--- start Task data ---
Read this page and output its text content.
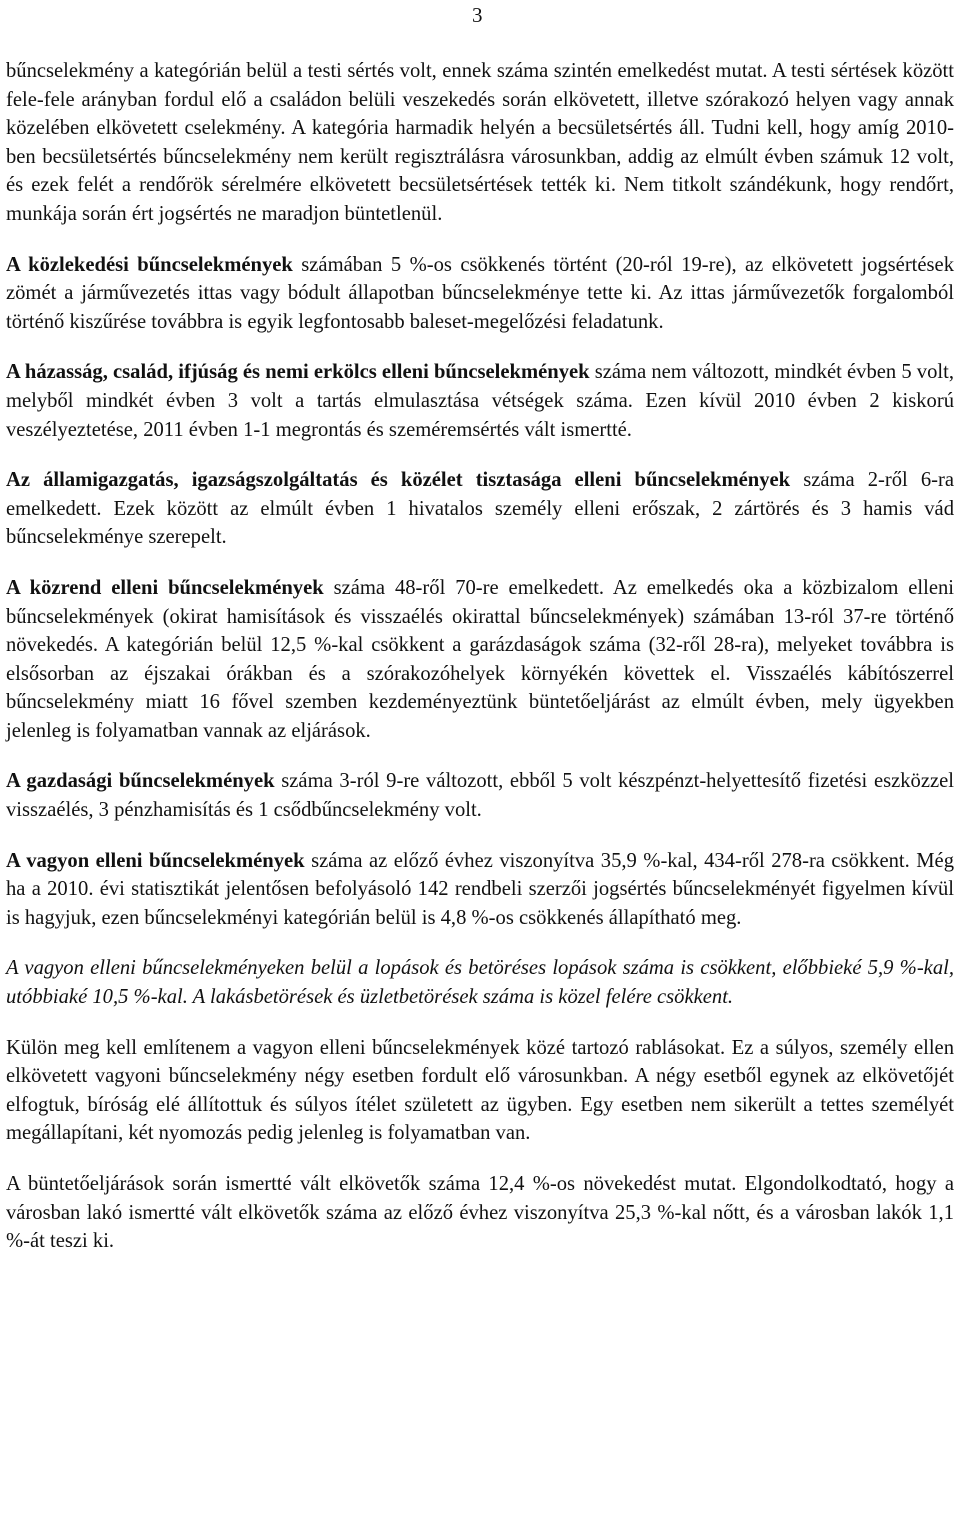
3

bűncselekmény a kategórián belül a testi sértés volt, ennek száma szintén emelkedést mutat. A testi sértések között fele-fele arányban fordul elő a családon belüli veszekedés során elkövetett, illetve szórakozó helyen vagy annak közelében elkövetett cselekmény. A kategória harmadik helyén a becsületsértés áll. Tudni kell, hogy amíg 2010-ben becsületsértés bűncselekmény nem került regisztrálásra városunkban, addig az elmúlt évben számuk 12 volt, és ezek felét a rendőrök sérelmére elkövetett becsületsértések tették ki. Nem titkolt szándékunk, hogy rendőrt, munkája során ért jogsértés ne maradjon büntetlenül.

A közlekedési bűncselekmények számában 5 %-os csökkenés történt (20-ról 19-re), az elkövetett jogsértések zömét a járművezetés ittas vagy bódult állapotban bűncselekménye tette ki. Az ittas járművezetők forgalomból történő kiszűrése továbbra is egyik legfontosabb baleset-megelőzési feladatunk.

A házasság, család, ifjúság és nemi erkölcs elleni bűncselekmények száma nem változott, mindkét évben 5 volt, melyből mindkét évben 3 volt a tartás elmulasztása vétségek száma. Ezen kívül 2010 évben 2 kiskorú veszélyeztetése, 2011 évben 1-1 megrontás és szeméremsértés vált ismertté.

Az államigazgatás, igazságszolgáltatás és közélet tisztasága elleni bűncselekmények száma 2-ről 6-ra emelkedett. Ezek között az elmúlt évben 1 hivatalos személy elleni erőszak, 2 zártörés és 3 hamis vád bűncselekménye szerepelt.

A közrend elleni bűncselekmények száma 48-ről 70-re emelkedett. Az emelkedés oka a közbizalom elleni bűncselekmények (okirat hamisítások és visszaélés okirattal bűncselekmények) számában 13-ról 37-re történő növekedés. A kategórián belül 12,5 %-kal csökkent a garázdaságok száma (32-ről 28-ra), melyeket továbbra is elsősorban az éjszakai órákban és a szórakozóhelyek környékén követtek el. Visszaélés kábítószerrel bűncselekmény miatt 16 fővel szemben kezdeményeztünk büntetőeljárást az elmúlt évben, mely ügyekben jelenleg is folyamatban vannak az eljárások.

A gazdasági bűncselekmények száma 3-ról 9-re változott, ebből 5 volt készpénzt-helyettesítő fizetési eszközzel visszaélés, 3 pénzhamisítás és 1 csődbűncselekmény volt.

A vagyon elleni bűncselekmények száma az előző évhez viszonyítva 35,9 %-kal, 434-ről 278-ra csökkent. Még ha a 2010. évi statisztikát jelentősen befolyásoló 142 rendbeli szerzői jogsértés bűncselekményét figyelmen kívül is hagyjuk, ezen bűncselekményi kategórián belül is 4,8 %-os csökkenés állapítható meg.

A vagyon elleni bűncselekményeken belül a lopások és betöréses lopások száma is csökkent, előbbieké 5,9 %-kal, utóbbiaké 10,5 %-kal. A lakásbetörések és üzletbetörések száma is közel felére csökkent.

Külön meg kell említenem a vagyon elleni bűncselekmények közé tartozó rablásokat. Ez a súlyos, személy ellen elkövetett vagyoni bűncselekmény négy esetben fordult elő városunkban. A négy esetből egynek az elkövetőjét elfogtuk, bíróság elé állítottuk és súlyos ítélet született az ügyben. Egy esetben nem sikerült a tettes személyét megállapítani, két nyomozás pedig jelenleg is folyamatban van.

A büntetőeljárások során ismertté vált elkövetők száma 12,4 %-os növekedést mutat. Elgondolkodtató, hogy a városban lakó ismertté vált elkövetők száma az előző évhez viszonyítva 25,3 %-kal nőtt, és a városban lakók 1,1 %-át teszi ki.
--- end Task data ---
> _What needs to be done_:
Say the number of lines in the records above that include the string "ismertté", and no more.

> _Response_:
2